Given request:
Say how many lines hold the string "Gold"; please write nothing but the number.

Supplied information:
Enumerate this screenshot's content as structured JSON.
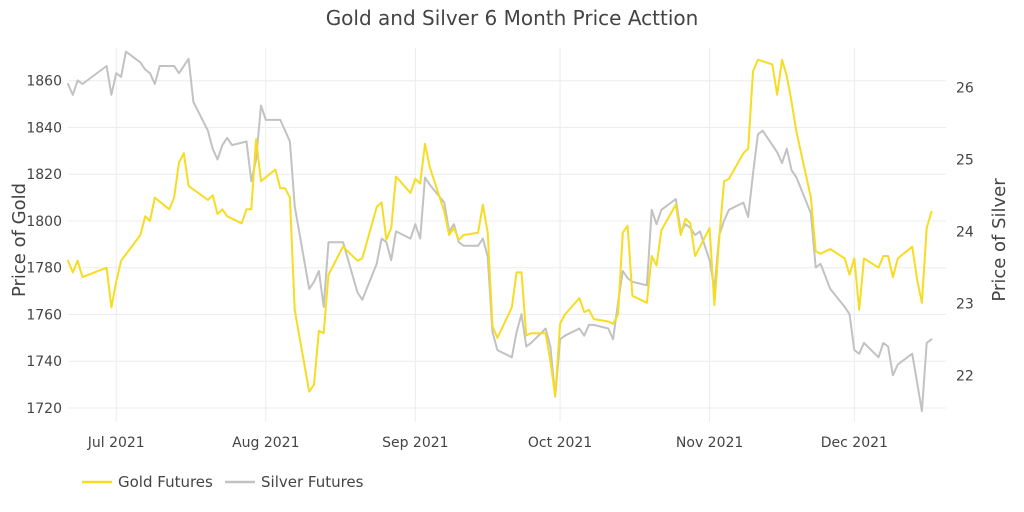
{
  "chart_data": {
    "type": "line",
    "title": "Gold and Silver 6 Month Price Acttion",
    "ylabel_left": "Price of Gold",
    "ylabel_right": "Price of Silver",
    "x_range": [
      "2021-06-21",
      "2021-12-20"
    ],
    "x_ticks": [
      {
        "date": "2021-07-01",
        "label": "Jul 2021"
      },
      {
        "date": "2021-08-01",
        "label": "Aug 2021"
      },
      {
        "date": "2021-09-01",
        "label": "Sep 2021"
      },
      {
        "date": "2021-10-01",
        "label": "Oct 2021"
      },
      {
        "date": "2021-11-01",
        "label": "Nov 2021"
      },
      {
        "date": "2021-12-01",
        "label": "Dec 2021"
      }
    ],
    "y_left": {
      "range": [
        1714,
        1874
      ],
      "ticks": [
        1720,
        1740,
        1760,
        1780,
        1800,
        1820,
        1840,
        1860
      ]
    },
    "y_right": {
      "range": [
        21.35,
        26.55
      ],
      "ticks": [
        22,
        23,
        24,
        25,
        26
      ]
    },
    "legend_position": "bottom-left",
    "grid": true,
    "series": [
      {
        "name": "Gold Futures",
        "axis": "left",
        "color": "#f6dd22",
        "points": [
          [
            "2021-06-21",
            1783
          ],
          [
            "2021-06-22",
            1778
          ],
          [
            "2021-06-23",
            1783
          ],
          [
            "2021-06-24",
            1776
          ],
          [
            "2021-06-29",
            1780
          ],
          [
            "2021-06-30",
            1763
          ],
          [
            "2021-07-01",
            1774
          ],
          [
            "2021-07-02",
            1783
          ],
          [
            "2021-07-06",
            1794
          ],
          [
            "2021-07-07",
            1802
          ],
          [
            "2021-07-08",
            1800
          ],
          [
            "2021-07-09",
            1810
          ],
          [
            "2021-07-12",
            1805
          ],
          [
            "2021-07-13",
            1810
          ],
          [
            "2021-07-14",
            1825
          ],
          [
            "2021-07-15",
            1829
          ],
          [
            "2021-07-16",
            1815
          ],
          [
            "2021-07-20",
            1809
          ],
          [
            "2021-07-21",
            1811
          ],
          [
            "2021-07-22",
            1803
          ],
          [
            "2021-07-23",
            1805
          ],
          [
            "2021-07-24",
            1802
          ],
          [
            "2021-07-27",
            1799
          ],
          [
            "2021-07-28",
            1805
          ],
          [
            "2021-07-29",
            1805
          ],
          [
            "2021-07-30",
            1835
          ],
          [
            "2021-07-31",
            1817
          ],
          [
            "2021-08-03",
            1822
          ],
          [
            "2021-08-04",
            1814
          ],
          [
            "2021-08-05",
            1814
          ],
          [
            "2021-08-06",
            1810
          ],
          [
            "2021-08-07",
            1762
          ],
          [
            "2021-08-10",
            1727
          ],
          [
            "2021-08-11",
            1730
          ],
          [
            "2021-08-12",
            1753
          ],
          [
            "2021-08-13",
            1752
          ],
          [
            "2021-08-14",
            1777
          ],
          [
            "2021-08-17",
            1789
          ],
          [
            "2021-08-20",
            1783
          ],
          [
            "2021-08-21",
            1784
          ],
          [
            "2021-08-24",
            1806
          ],
          [
            "2021-08-25",
            1808
          ],
          [
            "2021-08-26",
            1792
          ],
          [
            "2021-08-27",
            1797
          ],
          [
            "2021-08-28",
            1819
          ],
          [
            "2021-08-31",
            1812
          ],
          [
            "2021-09-01",
            1818
          ],
          [
            "2021-09-02",
            1816
          ],
          [
            "2021-09-03",
            1833
          ],
          [
            "2021-09-04",
            1823
          ],
          [
            "2021-09-07",
            1804
          ],
          [
            "2021-09-08",
            1794
          ],
          [
            "2021-09-09",
            1797
          ],
          [
            "2021-09-10",
            1792
          ],
          [
            "2021-09-11",
            1794
          ],
          [
            "2021-09-14",
            1795
          ],
          [
            "2021-09-15",
            1807
          ],
          [
            "2021-09-16",
            1795
          ],
          [
            "2021-09-17",
            1755
          ],
          [
            "2021-09-18",
            1750
          ],
          [
            "2021-09-21",
            1763
          ],
          [
            "2021-09-22",
            1778
          ],
          [
            "2021-09-23",
            1778
          ],
          [
            "2021-09-24",
            1751
          ],
          [
            "2021-09-25",
            1752
          ],
          [
            "2021-09-28",
            1752
          ],
          [
            "2021-09-29",
            1740
          ],
          [
            "2021-09-30",
            1725
          ],
          [
            "2021-10-01",
            1756
          ],
          [
            "2021-10-02",
            1760
          ],
          [
            "2021-10-05",
            1767
          ],
          [
            "2021-10-06",
            1761
          ],
          [
            "2021-10-07",
            1762
          ],
          [
            "2021-10-08",
            1758
          ],
          [
            "2021-10-11",
            1757
          ],
          [
            "2021-10-12",
            1756
          ],
          [
            "2021-10-13",
            1760
          ],
          [
            "2021-10-14",
            1795
          ],
          [
            "2021-10-15",
            1798
          ],
          [
            "2021-10-16",
            1768
          ],
          [
            "2021-10-19",
            1765
          ],
          [
            "2021-10-20",
            1785
          ],
          [
            "2021-10-21",
            1781
          ],
          [
            "2021-10-22",
            1796
          ],
          [
            "2021-10-25",
            1807
          ],
          [
            "2021-10-26",
            1794
          ],
          [
            "2021-10-27",
            1801
          ],
          [
            "2021-10-28",
            1799
          ],
          [
            "2021-10-29",
            1785
          ],
          [
            "2021-10-30",
            1789
          ],
          [
            "2021-11-01",
            1797
          ],
          [
            "2021-11-02",
            1764
          ],
          [
            "2021-11-03",
            1793
          ],
          [
            "2021-11-04",
            1817
          ],
          [
            "2021-11-05",
            1818
          ],
          [
            "2021-11-08",
            1829
          ],
          [
            "2021-11-09",
            1831
          ],
          [
            "2021-11-10",
            1864
          ],
          [
            "2021-11-11",
            1869
          ],
          [
            "2021-11-14",
            1867
          ],
          [
            "2021-11-15",
            1854
          ],
          [
            "2021-11-16",
            1869
          ],
          [
            "2021-11-17",
            1862
          ],
          [
            "2021-11-18",
            1851
          ],
          [
            "2021-11-19",
            1838
          ],
          [
            "2021-11-22",
            1810
          ],
          [
            "2021-11-23",
            1787
          ],
          [
            "2021-11-24",
            1786
          ],
          [
            "2021-11-26",
            1788
          ],
          [
            "2021-11-29",
            1784
          ],
          [
            "2021-11-30",
            1777
          ],
          [
            "2021-12-01",
            1784
          ],
          [
            "2021-12-02",
            1762
          ],
          [
            "2021-12-03",
            1784
          ],
          [
            "2021-12-06",
            1780
          ],
          [
            "2021-12-07",
            1785
          ],
          [
            "2021-12-08",
            1785
          ],
          [
            "2021-12-09",
            1776
          ],
          [
            "2021-12-10",
            1784
          ],
          [
            "2021-12-13",
            1789
          ],
          [
            "2021-12-14",
            1775
          ],
          [
            "2021-12-15",
            1765
          ],
          [
            "2021-12-16",
            1797
          ],
          [
            "2021-12-17",
            1804
          ]
        ]
      },
      {
        "name": "Silver Futures",
        "axis": "right",
        "color": "#c2c2c2",
        "points": [
          [
            "2021-06-21",
            26.05
          ],
          [
            "2021-06-22",
            25.9
          ],
          [
            "2021-06-23",
            26.1
          ],
          [
            "2021-06-24",
            26.05
          ],
          [
            "2021-06-29",
            26.3
          ],
          [
            "2021-06-30",
            25.9
          ],
          [
            "2021-07-01",
            26.2
          ],
          [
            "2021-07-02",
            26.15
          ],
          [
            "2021-07-03",
            26.5
          ],
          [
            "2021-07-06",
            26.35
          ],
          [
            "2021-07-07",
            26.25
          ],
          [
            "2021-07-08",
            26.2
          ],
          [
            "2021-07-09",
            26.05
          ],
          [
            "2021-07-10",
            26.3
          ],
          [
            "2021-07-13",
            26.3
          ],
          [
            "2021-07-14",
            26.2
          ],
          [
            "2021-07-16",
            26.4
          ],
          [
            "2021-07-17",
            25.8
          ],
          [
            "2021-07-20",
            25.4
          ],
          [
            "2021-07-21",
            25.15
          ],
          [
            "2021-07-22",
            25.0
          ],
          [
            "2021-07-23",
            25.2
          ],
          [
            "2021-07-24",
            25.3
          ],
          [
            "2021-07-25",
            25.2
          ],
          [
            "2021-07-28",
            25.25
          ],
          [
            "2021-07-29",
            24.7
          ],
          [
            "2021-07-30",
            25.0
          ],
          [
            "2021-07-31",
            25.75
          ],
          [
            "2021-08-01",
            25.55
          ],
          [
            "2021-08-04",
            25.55
          ],
          [
            "2021-08-05",
            25.4
          ],
          [
            "2021-08-06",
            25.25
          ],
          [
            "2021-08-07",
            24.35
          ],
          [
            "2021-08-10",
            23.2
          ],
          [
            "2021-08-11",
            23.3
          ],
          [
            "2021-08-12",
            23.45
          ],
          [
            "2021-08-13",
            22.95
          ],
          [
            "2021-08-14",
            23.85
          ],
          [
            "2021-08-17",
            23.85
          ],
          [
            "2021-08-20",
            23.15
          ],
          [
            "2021-08-21",
            23.05
          ],
          [
            "2021-08-24",
            23.55
          ],
          [
            "2021-08-25",
            23.9
          ],
          [
            "2021-08-26",
            23.85
          ],
          [
            "2021-08-27",
            23.6
          ],
          [
            "2021-08-28",
            24.0
          ],
          [
            "2021-08-31",
            23.9
          ],
          [
            "2021-09-01",
            24.1
          ],
          [
            "2021-09-02",
            23.9
          ],
          [
            "2021-09-03",
            24.75
          ],
          [
            "2021-09-04",
            24.65
          ],
          [
            "2021-09-07",
            24.4
          ],
          [
            "2021-09-08",
            24.0
          ],
          [
            "2021-09-09",
            24.1
          ],
          [
            "2021-09-10",
            23.85
          ],
          [
            "2021-09-11",
            23.8
          ],
          [
            "2021-09-14",
            23.8
          ],
          [
            "2021-09-15",
            23.9
          ],
          [
            "2021-09-16",
            23.65
          ],
          [
            "2021-09-17",
            22.6
          ],
          [
            "2021-09-18",
            22.35
          ],
          [
            "2021-09-21",
            22.25
          ],
          [
            "2021-09-22",
            22.6
          ],
          [
            "2021-09-23",
            22.85
          ],
          [
            "2021-09-24",
            22.4
          ],
          [
            "2021-09-25",
            22.45
          ],
          [
            "2021-09-28",
            22.65
          ],
          [
            "2021-09-29",
            22.4
          ],
          [
            "2021-09-30",
            21.7
          ],
          [
            "2021-10-01",
            22.5
          ],
          [
            "2021-10-02",
            22.55
          ],
          [
            "2021-10-05",
            22.65
          ],
          [
            "2021-10-06",
            22.55
          ],
          [
            "2021-10-07",
            22.7
          ],
          [
            "2021-10-08",
            22.7
          ],
          [
            "2021-10-11",
            22.65
          ],
          [
            "2021-10-12",
            22.5
          ],
          [
            "2021-10-13",
            23.0
          ],
          [
            "2021-10-14",
            23.45
          ],
          [
            "2021-10-15",
            23.35
          ],
          [
            "2021-10-16",
            23.3
          ],
          [
            "2021-10-19",
            23.25
          ],
          [
            "2021-10-20",
            24.3
          ],
          [
            "2021-10-21",
            24.1
          ],
          [
            "2021-10-22",
            24.3
          ],
          [
            "2021-10-25",
            24.45
          ],
          [
            "2021-10-26",
            24.0
          ],
          [
            "2021-10-27",
            24.1
          ],
          [
            "2021-10-28",
            24.05
          ],
          [
            "2021-10-29",
            23.95
          ],
          [
            "2021-10-30",
            24.0
          ],
          [
            "2021-11-01",
            23.6
          ],
          [
            "2021-11-02",
            23.2
          ],
          [
            "2021-11-03",
            23.95
          ],
          [
            "2021-11-04",
            24.15
          ],
          [
            "2021-11-05",
            24.3
          ],
          [
            "2021-11-08",
            24.4
          ],
          [
            "2021-11-09",
            24.2
          ],
          [
            "2021-11-10",
            24.8
          ],
          [
            "2021-11-11",
            25.35
          ],
          [
            "2021-11-12",
            25.4
          ],
          [
            "2021-11-15",
            25.1
          ],
          [
            "2021-11-16",
            24.95
          ],
          [
            "2021-11-17",
            25.15
          ],
          [
            "2021-11-18",
            24.85
          ],
          [
            "2021-11-19",
            24.75
          ],
          [
            "2021-11-22",
            24.25
          ],
          [
            "2021-11-23",
            23.5
          ],
          [
            "2021-11-24",
            23.55
          ],
          [
            "2021-11-26",
            23.2
          ],
          [
            "2021-11-29",
            22.95
          ],
          [
            "2021-11-30",
            22.85
          ],
          [
            "2021-12-01",
            22.35
          ],
          [
            "2021-12-02",
            22.3
          ],
          [
            "2021-12-03",
            22.45
          ],
          [
            "2021-12-06",
            22.25
          ],
          [
            "2021-12-07",
            22.45
          ],
          [
            "2021-12-08",
            22.4
          ],
          [
            "2021-12-09",
            22.0
          ],
          [
            "2021-12-10",
            22.15
          ],
          [
            "2021-12-13",
            22.3
          ],
          [
            "2021-12-14",
            21.9
          ],
          [
            "2021-12-15",
            21.5
          ],
          [
            "2021-12-16",
            22.45
          ],
          [
            "2021-12-17",
            22.5
          ]
        ]
      }
    ]
  }
}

Solution for this problem:
3